▶ **WORK INSTRUCTION**: The answer must be an exact copy of the records, with every picture removed.

* * *

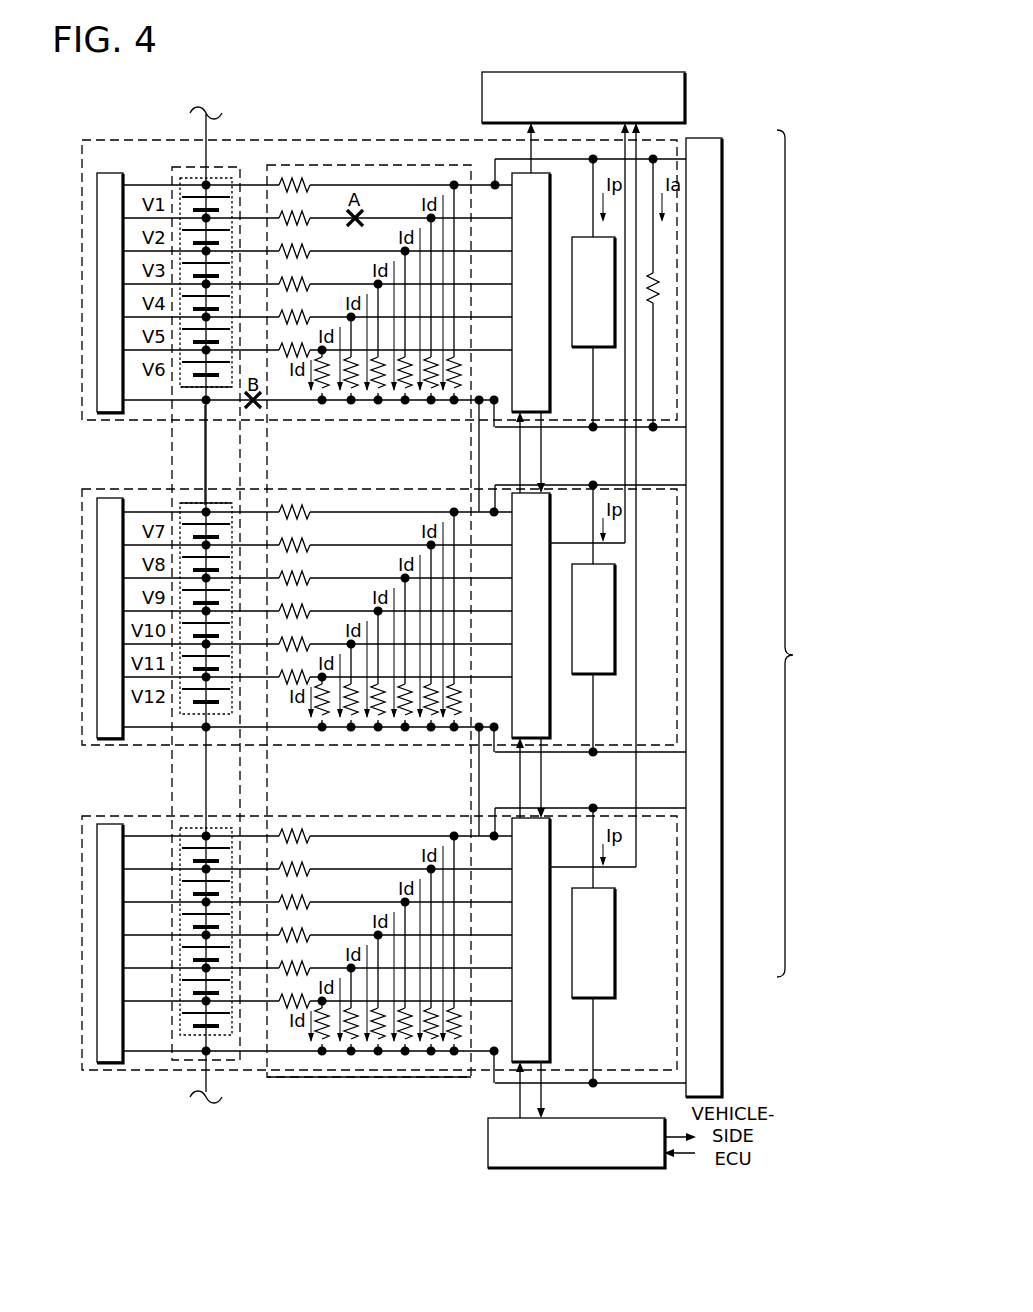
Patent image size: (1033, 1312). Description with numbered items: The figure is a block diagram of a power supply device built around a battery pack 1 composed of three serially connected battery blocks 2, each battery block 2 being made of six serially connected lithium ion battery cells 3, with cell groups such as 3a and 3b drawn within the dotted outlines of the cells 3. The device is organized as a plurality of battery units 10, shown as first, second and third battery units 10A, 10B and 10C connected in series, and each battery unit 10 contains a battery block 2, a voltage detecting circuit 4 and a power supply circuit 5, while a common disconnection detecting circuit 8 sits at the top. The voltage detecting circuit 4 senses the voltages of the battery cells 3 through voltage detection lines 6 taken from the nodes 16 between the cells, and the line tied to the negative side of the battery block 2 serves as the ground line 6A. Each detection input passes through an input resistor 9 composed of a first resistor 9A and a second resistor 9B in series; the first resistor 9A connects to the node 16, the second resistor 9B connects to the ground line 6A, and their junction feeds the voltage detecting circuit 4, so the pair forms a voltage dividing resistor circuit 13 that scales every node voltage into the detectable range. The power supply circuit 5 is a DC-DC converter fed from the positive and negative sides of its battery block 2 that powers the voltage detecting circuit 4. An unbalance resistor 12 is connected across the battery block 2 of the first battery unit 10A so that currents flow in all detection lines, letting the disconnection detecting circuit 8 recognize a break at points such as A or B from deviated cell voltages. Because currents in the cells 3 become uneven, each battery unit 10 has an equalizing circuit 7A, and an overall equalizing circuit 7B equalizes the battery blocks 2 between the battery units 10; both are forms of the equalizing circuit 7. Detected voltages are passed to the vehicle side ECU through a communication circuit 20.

The battery pack 1 is at (167, 1027).
The battery block 2 is at (196, 176).
The battery cell 3 is at (181, 196).
The first battery cell group 3a is at (188, 393).
The second battery cell group 3b is at (188, 520).
The voltage detecting circuit 4 is at (550, 185).
The power supply circuit 5 is at (575, 348).
The voltage detection line 6 is at (138, 477).
The ground line 6A is at (157, 402).
The equalizer 7 is at (420, 569).
The equalizing circuit 7A is at (99, 273).
The equalizing circuit 7B is at (722, 238).
The disconnection detecting circuit 8 is at (686, 117).
The input resistor 9 is at (465, 100).
The first resistor 9A is at (292, 185).
The second resistor 9B is at (462, 393).
The battery unit 10 is at (804, 553).
The first battery unit 10A is at (677, 352).
The second battery unit 10B is at (677, 698).
The third battery unit 10C is at (677, 948).
The unbalance resistor 12 is at (653, 304).
The voltage dividing resistor circuit 13 is at (425, 1080).
The node 16 is at (210, 220).
The communication circuit 20 is at (622, 1117).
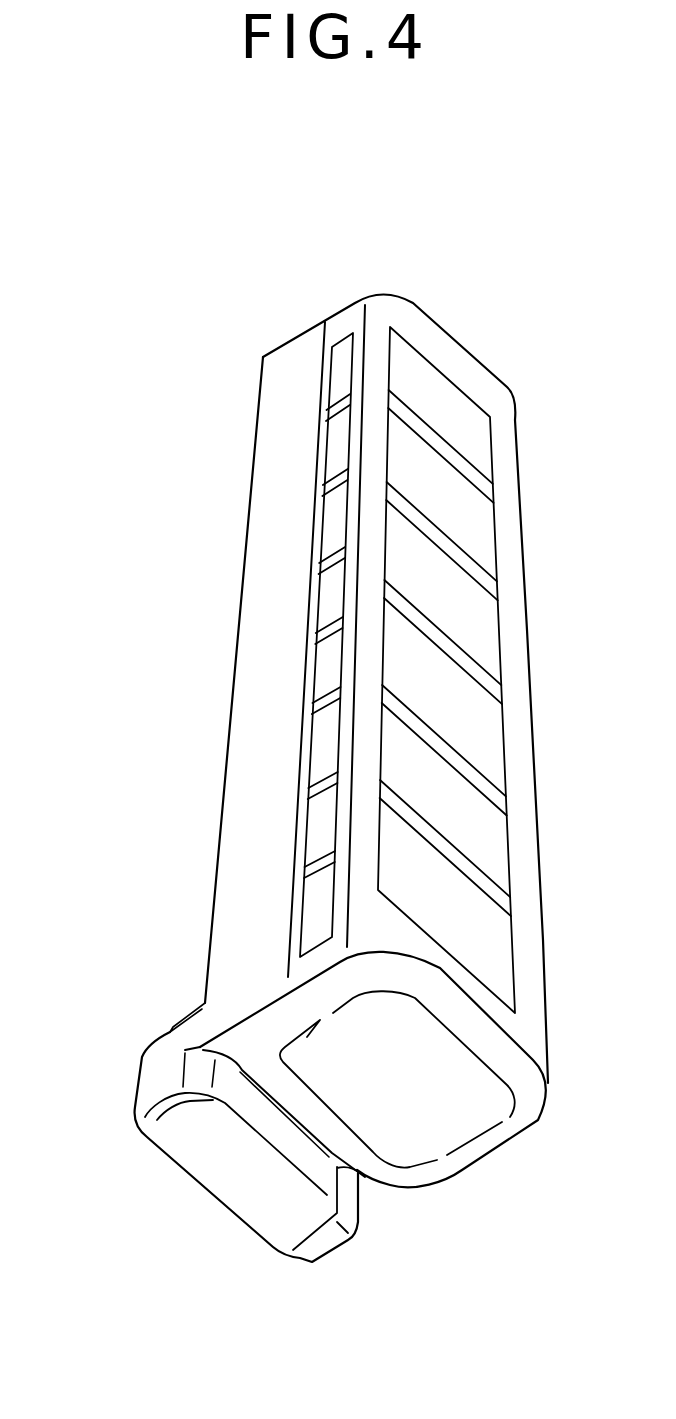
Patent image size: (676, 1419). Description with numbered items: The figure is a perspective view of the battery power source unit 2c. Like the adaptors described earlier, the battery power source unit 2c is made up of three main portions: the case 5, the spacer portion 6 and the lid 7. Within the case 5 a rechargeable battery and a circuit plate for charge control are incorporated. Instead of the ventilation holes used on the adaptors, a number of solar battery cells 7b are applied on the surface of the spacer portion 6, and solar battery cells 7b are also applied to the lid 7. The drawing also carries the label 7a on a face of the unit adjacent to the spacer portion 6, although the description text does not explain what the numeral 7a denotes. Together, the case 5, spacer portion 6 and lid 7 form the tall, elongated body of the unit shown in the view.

The battery power source unit 2c is at (214, 641).
The case 5 is at (270, 502).
The spacer portion 6 is at (343, 342).
The lid 7 is at (405, 315).
The side face 7a is at (327, 318).
The solar battery cells 7b is at (457, 410).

* * *

▶ **REPLY**:
Patent image size: (1033, 1312). Description with numbered items: The figure is a block diagram of a power supply device built around a battery pack 1 composed of three serially connected battery blocks 2, each battery block 2 being made of six serially connected lithium ion battery cells 3, with cell groups such as 3a and 3b drawn within the dotted outlines of the cells 3. The device is organized as a plurality of battery units 10, shown as first, second and third battery units 10A, 10B and 10C connected in series, and each battery unit 10 contains a battery block 2, a voltage detecting circuit 4 and a power supply circuit 5, while a common disconnection detecting circuit 8 sits at the top. The voltage detecting circuit 4 senses the voltages of the battery cells 3 through voltage detection lines 6 taken from the nodes 16 between the cells, and the line tied to the negative side of the battery block 2 serves as the ground line 6A. Each detection input passes through an input resistor 9 composed of a first resistor 9A and a second resistor 9B in series; the first resistor 9A connects to the node 16, the second resistor 9B connects to the ground line 6A, and their junction feeds the voltage detecting circuit 4, so the pair forms a voltage dividing resistor circuit 13 that scales every node voltage into the detectable range. The power supply circuit 5 is a DC-DC converter fed from the positive and negative sides of its battery block 2 that powers the voltage detecting circuit 4. An unbalance resistor 12 is connected across the battery block 2 of the first battery unit 10A so that currents flow in all detection lines, letting the disconnection detecting circuit 8 recognize a break at points such as A or B from deviated cell voltages. Because currents in the cells 3 become uneven, each battery unit 10 has an equalizing circuit 7A, and an overall equalizing circuit 7B equalizes the battery blocks 2 between the battery units 10; both are forms of the equalizing circuit 7. Detected voltages are passed to the vehicle side ECU through a communication circuit 20.

The battery pack 1 is at (167, 1027).
The battery block 2 is at (196, 176).
The battery cell 3 is at (181, 196).
The first battery cell group 3a is at (188, 393).
The second battery cell group 3b is at (188, 520).
The voltage detecting circuit 4 is at (550, 185).
The power supply circuit 5 is at (575, 348).
The voltage detection line 6 is at (138, 477).
The ground line 6A is at (157, 402).
The equalizer 7 is at (420, 569).
The equalizing circuit 7A is at (99, 273).
The equalizing circuit 7B is at (722, 238).
The disconnection detecting circuit 8 is at (686, 117).
The input resistor 9 is at (465, 100).
The first resistor 9A is at (292, 185).
The second resistor 9B is at (462, 393).
The battery unit 10 is at (804, 553).
The first battery unit 10A is at (677, 352).
The second battery unit 10B is at (677, 698).
The third battery unit 10C is at (677, 948).
The unbalance resistor 12 is at (653, 304).
The voltage dividing resistor circuit 13 is at (425, 1080).
The node 16 is at (210, 220).
The communication circuit 20 is at (622, 1117).
Patent image size: (676, 1419). Description with numbered items: The figure is a perspective view of the battery power source unit 2c. Like the adaptors described earlier, the battery power source unit 2c is made up of three main portions: the case 5, the spacer portion 6 and the lid 7. Within the case 5 a rechargeable battery and a circuit plate for charge control are incorporated. Instead of the ventilation holes used on the adaptors, a number of solar battery cells 7b are applied on the surface of the spacer portion 6, and solar battery cells 7b are also applied to the lid 7. The drawing also carries the label 7a on a face of the unit adjacent to the spacer portion 6, although the description text does not explain what the numeral 7a denotes. Together, the case 5, spacer portion 6 and lid 7 form the tall, elongated body of the unit shown in the view.

The battery power source unit 2c is at (214, 641).
The case 5 is at (270, 502).
The spacer portion 6 is at (343, 342).
The lid 7 is at (405, 315).
The side face 7a is at (327, 318).
The solar battery cells 7b is at (457, 410).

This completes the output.